+++ Provided records +++

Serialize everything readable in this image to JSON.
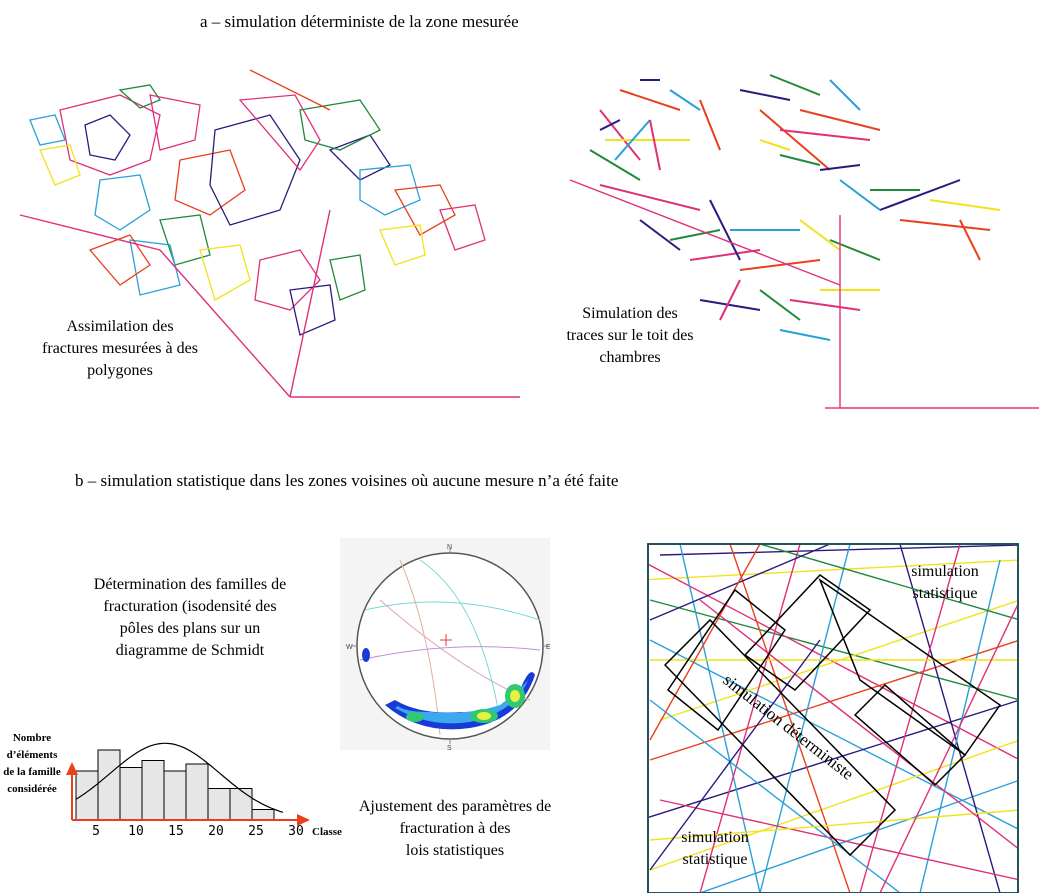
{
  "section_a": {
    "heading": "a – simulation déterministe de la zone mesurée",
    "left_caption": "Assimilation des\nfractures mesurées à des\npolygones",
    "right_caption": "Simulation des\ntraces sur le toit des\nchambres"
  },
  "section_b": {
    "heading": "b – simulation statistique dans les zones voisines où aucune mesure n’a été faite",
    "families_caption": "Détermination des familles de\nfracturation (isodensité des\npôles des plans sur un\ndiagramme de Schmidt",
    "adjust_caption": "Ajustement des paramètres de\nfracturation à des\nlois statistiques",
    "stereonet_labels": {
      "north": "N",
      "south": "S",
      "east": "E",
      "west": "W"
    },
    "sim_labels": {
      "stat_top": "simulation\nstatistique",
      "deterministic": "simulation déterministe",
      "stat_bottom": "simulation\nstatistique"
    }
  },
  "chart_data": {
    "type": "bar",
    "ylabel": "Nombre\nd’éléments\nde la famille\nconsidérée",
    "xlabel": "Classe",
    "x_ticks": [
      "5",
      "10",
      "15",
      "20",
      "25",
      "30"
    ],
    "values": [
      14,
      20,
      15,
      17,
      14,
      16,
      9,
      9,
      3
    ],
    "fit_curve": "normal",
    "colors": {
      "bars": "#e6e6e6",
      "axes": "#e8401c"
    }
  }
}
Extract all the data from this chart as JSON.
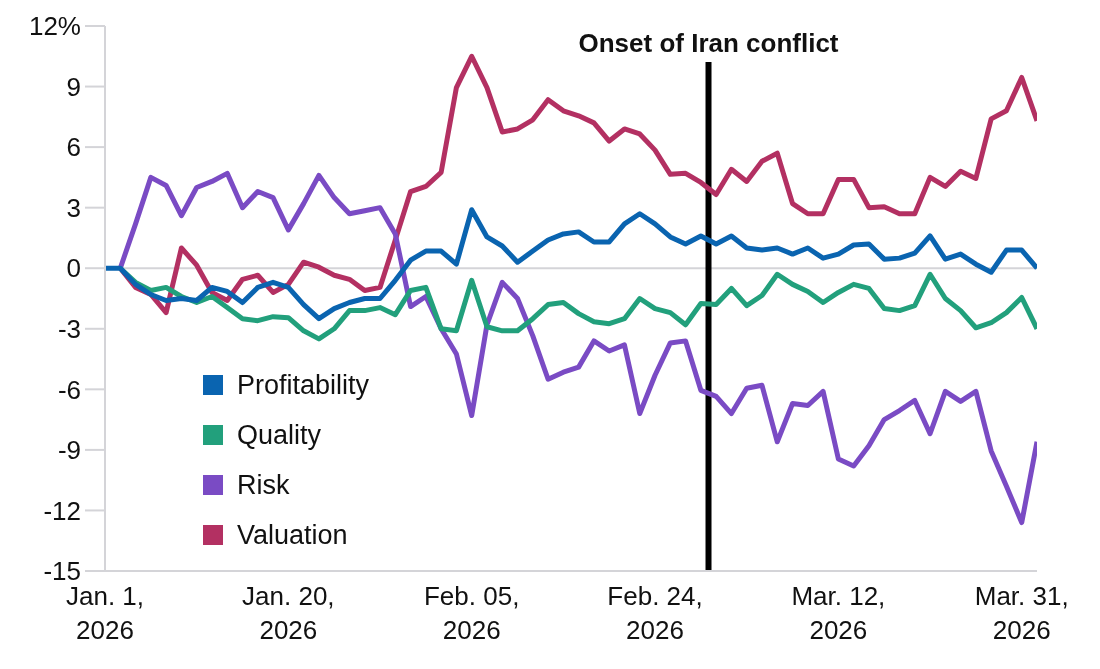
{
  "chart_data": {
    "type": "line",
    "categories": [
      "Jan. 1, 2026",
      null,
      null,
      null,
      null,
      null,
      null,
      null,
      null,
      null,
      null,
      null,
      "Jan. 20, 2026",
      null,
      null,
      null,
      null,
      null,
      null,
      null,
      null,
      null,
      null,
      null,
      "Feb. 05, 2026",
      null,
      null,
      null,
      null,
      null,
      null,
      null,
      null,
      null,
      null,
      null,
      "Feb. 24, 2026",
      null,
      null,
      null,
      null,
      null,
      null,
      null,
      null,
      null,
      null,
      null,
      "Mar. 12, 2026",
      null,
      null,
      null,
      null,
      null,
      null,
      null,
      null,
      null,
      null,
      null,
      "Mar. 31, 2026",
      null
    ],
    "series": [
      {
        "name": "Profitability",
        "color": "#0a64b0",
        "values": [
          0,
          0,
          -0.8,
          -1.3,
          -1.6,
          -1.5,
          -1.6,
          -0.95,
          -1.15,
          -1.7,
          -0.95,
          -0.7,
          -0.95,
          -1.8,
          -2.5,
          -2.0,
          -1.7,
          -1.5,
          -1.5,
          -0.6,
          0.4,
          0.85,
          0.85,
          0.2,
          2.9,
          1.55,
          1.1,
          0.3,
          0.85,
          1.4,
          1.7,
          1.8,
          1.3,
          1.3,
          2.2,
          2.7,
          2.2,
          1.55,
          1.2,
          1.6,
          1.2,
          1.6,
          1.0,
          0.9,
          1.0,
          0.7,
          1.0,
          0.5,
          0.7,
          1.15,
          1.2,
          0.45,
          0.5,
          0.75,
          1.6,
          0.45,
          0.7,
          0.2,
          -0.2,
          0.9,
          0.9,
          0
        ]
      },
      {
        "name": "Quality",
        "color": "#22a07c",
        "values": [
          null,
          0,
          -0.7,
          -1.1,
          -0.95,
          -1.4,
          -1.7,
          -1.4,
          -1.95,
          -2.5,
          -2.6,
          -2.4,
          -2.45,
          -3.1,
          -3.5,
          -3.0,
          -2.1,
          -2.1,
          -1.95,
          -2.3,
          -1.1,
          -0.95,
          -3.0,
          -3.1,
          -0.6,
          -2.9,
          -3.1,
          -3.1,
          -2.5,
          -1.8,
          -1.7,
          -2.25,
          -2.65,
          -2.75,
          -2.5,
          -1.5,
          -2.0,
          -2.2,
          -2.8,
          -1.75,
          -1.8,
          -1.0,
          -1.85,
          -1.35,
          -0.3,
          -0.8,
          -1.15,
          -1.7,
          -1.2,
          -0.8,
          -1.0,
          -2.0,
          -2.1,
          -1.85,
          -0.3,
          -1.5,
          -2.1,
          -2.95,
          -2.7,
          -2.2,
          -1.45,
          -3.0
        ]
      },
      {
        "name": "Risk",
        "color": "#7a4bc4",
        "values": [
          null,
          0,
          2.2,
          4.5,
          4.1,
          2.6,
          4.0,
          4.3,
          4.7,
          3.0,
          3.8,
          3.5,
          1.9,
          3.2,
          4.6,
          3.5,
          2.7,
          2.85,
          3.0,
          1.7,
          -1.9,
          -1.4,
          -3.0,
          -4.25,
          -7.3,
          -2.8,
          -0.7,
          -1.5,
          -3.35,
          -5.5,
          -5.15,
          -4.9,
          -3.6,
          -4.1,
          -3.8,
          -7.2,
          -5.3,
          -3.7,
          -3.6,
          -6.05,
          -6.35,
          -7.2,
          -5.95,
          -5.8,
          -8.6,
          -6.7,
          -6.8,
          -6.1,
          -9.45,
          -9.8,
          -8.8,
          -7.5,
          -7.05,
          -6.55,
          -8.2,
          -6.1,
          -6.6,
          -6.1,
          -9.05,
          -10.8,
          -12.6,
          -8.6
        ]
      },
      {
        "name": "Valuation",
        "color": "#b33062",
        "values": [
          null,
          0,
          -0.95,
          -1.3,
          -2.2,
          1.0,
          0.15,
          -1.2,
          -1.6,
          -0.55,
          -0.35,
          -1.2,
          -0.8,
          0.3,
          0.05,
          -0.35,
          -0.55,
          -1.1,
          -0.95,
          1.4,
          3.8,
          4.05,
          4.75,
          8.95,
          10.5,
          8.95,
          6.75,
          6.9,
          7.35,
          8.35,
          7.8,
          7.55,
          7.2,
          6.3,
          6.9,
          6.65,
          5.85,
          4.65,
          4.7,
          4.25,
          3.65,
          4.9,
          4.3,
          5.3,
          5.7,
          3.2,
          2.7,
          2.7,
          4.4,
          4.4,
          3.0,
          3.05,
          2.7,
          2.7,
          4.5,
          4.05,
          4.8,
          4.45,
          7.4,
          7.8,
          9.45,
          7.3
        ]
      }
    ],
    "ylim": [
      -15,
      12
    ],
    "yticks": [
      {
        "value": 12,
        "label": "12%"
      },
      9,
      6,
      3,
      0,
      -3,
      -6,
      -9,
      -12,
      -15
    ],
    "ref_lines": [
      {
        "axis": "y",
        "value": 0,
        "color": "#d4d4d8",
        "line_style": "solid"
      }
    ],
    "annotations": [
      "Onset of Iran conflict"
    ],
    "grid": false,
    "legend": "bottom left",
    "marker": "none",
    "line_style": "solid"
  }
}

+++
+++ Provided records +++

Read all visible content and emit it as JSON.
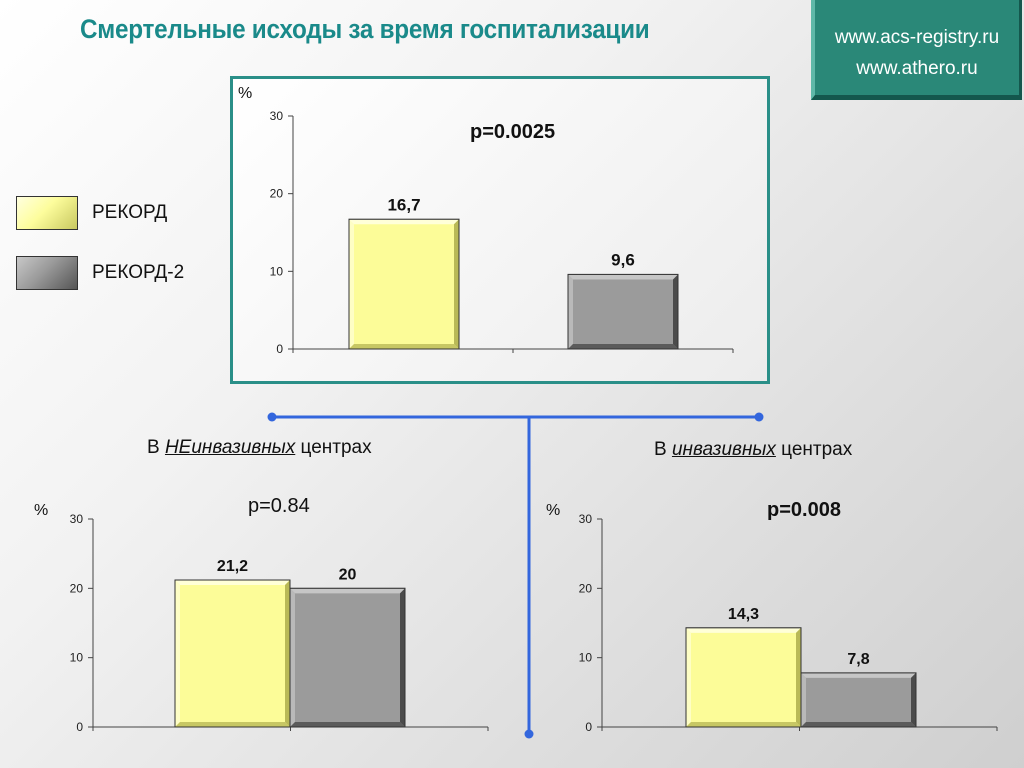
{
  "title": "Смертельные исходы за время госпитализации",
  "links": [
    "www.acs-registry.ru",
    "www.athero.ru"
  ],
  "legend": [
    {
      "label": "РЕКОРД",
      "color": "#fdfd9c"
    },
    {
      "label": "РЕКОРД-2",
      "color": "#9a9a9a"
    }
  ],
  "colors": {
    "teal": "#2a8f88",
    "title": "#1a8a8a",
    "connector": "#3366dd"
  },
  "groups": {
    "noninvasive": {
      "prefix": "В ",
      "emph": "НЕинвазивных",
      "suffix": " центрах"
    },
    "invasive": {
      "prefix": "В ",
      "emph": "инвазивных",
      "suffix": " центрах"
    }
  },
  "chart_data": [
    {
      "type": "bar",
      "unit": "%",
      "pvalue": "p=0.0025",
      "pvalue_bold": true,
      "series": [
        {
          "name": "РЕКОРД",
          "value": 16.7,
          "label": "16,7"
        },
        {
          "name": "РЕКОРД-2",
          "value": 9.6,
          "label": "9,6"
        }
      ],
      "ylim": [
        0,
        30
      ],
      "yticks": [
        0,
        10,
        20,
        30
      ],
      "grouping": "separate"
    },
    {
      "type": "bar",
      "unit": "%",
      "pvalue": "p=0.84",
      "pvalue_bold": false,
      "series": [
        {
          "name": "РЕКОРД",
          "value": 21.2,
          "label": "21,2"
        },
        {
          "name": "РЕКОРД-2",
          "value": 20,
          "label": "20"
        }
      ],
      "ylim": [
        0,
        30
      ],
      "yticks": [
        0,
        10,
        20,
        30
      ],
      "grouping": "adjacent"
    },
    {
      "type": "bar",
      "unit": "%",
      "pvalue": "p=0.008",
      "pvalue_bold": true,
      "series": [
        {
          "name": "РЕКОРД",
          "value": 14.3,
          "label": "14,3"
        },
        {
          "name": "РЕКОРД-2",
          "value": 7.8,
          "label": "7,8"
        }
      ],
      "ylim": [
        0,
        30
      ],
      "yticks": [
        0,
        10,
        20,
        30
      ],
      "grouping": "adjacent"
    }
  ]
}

+++
+++ Provided records +++

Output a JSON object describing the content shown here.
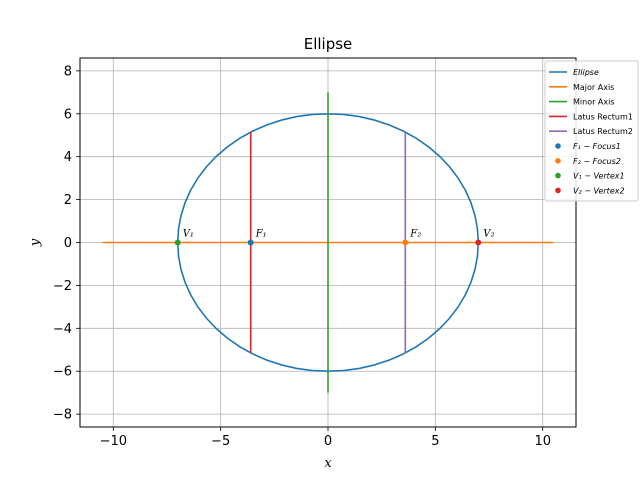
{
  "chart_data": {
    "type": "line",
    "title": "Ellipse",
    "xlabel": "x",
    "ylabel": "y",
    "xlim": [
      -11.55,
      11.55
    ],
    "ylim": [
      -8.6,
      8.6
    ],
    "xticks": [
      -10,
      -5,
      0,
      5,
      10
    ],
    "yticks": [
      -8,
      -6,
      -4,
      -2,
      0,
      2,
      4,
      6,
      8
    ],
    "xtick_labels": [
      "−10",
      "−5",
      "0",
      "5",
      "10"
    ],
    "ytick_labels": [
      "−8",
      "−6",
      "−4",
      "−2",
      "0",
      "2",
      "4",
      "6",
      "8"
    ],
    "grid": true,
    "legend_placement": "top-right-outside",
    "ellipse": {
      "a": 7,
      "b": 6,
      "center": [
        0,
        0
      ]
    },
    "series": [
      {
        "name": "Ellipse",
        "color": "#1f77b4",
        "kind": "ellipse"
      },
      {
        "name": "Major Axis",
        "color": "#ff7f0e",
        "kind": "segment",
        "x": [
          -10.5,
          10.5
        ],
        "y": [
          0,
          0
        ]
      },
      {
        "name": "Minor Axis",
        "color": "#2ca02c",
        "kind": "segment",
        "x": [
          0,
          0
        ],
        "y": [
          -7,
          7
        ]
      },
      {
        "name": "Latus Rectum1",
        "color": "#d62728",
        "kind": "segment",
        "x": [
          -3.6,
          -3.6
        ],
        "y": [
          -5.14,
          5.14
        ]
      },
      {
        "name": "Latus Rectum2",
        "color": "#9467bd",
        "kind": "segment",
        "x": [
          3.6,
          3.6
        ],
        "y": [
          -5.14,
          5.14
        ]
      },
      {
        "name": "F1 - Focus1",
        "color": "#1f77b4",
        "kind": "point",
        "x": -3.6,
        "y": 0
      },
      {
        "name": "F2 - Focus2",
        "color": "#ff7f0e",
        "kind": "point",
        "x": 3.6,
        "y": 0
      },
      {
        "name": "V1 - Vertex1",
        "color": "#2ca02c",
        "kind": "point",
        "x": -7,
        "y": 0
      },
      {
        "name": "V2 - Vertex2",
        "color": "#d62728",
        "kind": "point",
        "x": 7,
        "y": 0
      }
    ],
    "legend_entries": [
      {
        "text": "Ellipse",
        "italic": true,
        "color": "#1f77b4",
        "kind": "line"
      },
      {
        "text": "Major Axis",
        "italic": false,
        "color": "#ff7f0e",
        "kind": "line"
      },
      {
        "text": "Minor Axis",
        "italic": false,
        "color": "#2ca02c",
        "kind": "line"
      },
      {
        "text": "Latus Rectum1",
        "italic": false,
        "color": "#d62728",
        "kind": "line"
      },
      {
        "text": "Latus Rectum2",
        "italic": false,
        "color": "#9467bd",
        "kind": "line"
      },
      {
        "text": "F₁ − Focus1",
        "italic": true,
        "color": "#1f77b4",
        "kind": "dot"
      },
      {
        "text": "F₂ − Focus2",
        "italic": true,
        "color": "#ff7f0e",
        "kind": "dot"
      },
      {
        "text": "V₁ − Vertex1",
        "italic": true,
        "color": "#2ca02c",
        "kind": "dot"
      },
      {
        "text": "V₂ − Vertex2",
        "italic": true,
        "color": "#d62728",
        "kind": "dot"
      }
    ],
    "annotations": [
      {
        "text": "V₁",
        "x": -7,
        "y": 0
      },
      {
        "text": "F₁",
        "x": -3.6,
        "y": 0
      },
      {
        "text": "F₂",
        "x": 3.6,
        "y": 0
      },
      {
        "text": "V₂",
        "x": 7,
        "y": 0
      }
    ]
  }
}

+++

Exercise prompt: Of all the lines above, how many contain the word "this"? Give the number and nothing else.

Final result: 2